» **LISTED ENTRIES**
┄┄┄┄┄┄
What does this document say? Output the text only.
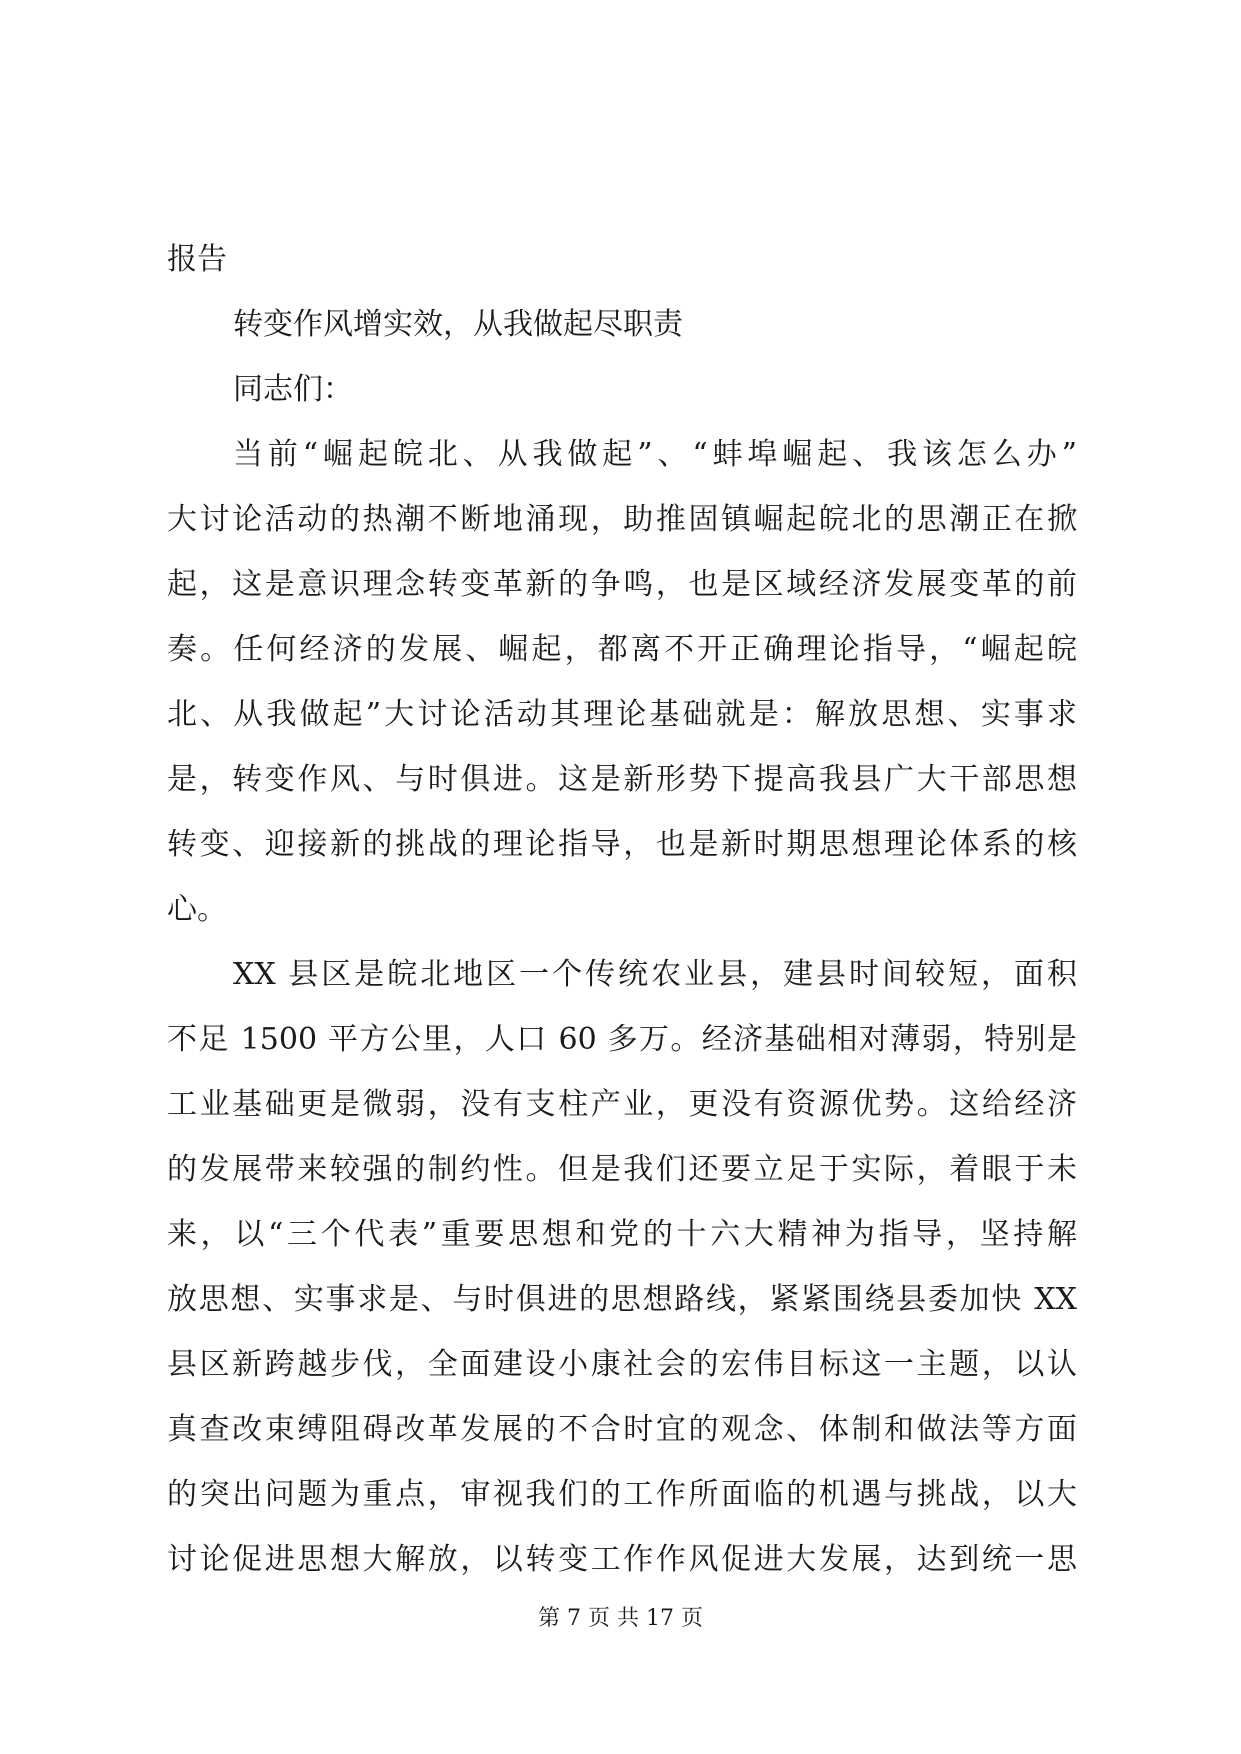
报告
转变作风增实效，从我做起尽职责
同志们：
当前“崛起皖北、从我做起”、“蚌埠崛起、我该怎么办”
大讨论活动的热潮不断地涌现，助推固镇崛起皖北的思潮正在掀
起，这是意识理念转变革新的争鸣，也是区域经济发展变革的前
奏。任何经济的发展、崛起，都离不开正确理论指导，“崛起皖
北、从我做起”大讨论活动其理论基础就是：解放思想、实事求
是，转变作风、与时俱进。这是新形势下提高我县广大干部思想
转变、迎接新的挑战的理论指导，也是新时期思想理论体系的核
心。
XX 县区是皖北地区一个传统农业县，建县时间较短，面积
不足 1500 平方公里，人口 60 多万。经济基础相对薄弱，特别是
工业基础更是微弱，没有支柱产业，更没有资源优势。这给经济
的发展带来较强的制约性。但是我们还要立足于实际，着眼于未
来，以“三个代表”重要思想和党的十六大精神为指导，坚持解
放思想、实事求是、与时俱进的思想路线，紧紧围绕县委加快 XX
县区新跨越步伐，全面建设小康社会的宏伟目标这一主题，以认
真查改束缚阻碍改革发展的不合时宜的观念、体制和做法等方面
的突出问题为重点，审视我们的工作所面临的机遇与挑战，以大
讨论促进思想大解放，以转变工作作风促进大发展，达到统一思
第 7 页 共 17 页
┄┄┄┄┄┄
» **WRITTEN PROBLEM**
All entries must be written out again exactly as given, with no pictures in the copy.

» **SOLUTION TO THIS TASK**
What does this document say? Output the text only.
报告
转变作风增实效，从我做起尽职责
同志们：
当前“崛起皖北、从我做起”、“蚌埠崛起、我该怎么办”
大讨论活动的热潮不断地涌现，助推固镇崛起皖北的思潮正在掀
起，这是意识理念转变革新的争鸣，也是区域经济发展变革的前
奏。任何经济的发展、崛起，都离不开正确理论指导，“崛起皖
北、从我做起”大讨论活动其理论基础就是：解放思想、实事求
是，转变作风、与时俱进。这是新形势下提高我县广大干部思想
转变、迎接新的挑战的理论指导，也是新时期思想理论体系的核
心。
XX 县区是皖北地区一个传统农业县，建县时间较短，面积
不足 1500 平方公里，人口 60 多万。经济基础相对薄弱，特别是
工业基础更是微弱，没有支柱产业，更没有资源优势。这给经济
的发展带来较强的制约性。但是我们还要立足于实际，着眼于未
来，以“三个代表”重要思想和党的十六大精神为指导，坚持解
放思想、实事求是、与时俱进的思想路线，紧紧围绕县委加快 XX
县区新跨越步伐，全面建设小康社会的宏伟目标这一主题，以认
真查改束缚阻碍改革发展的不合时宜的观念、体制和做法等方面
的突出问题为重点，审视我们的工作所面临的机遇与挑战，以大
讨论促进思想大解放，以转变工作作风促进大发展，达到统一思
第 7 页 共 17 页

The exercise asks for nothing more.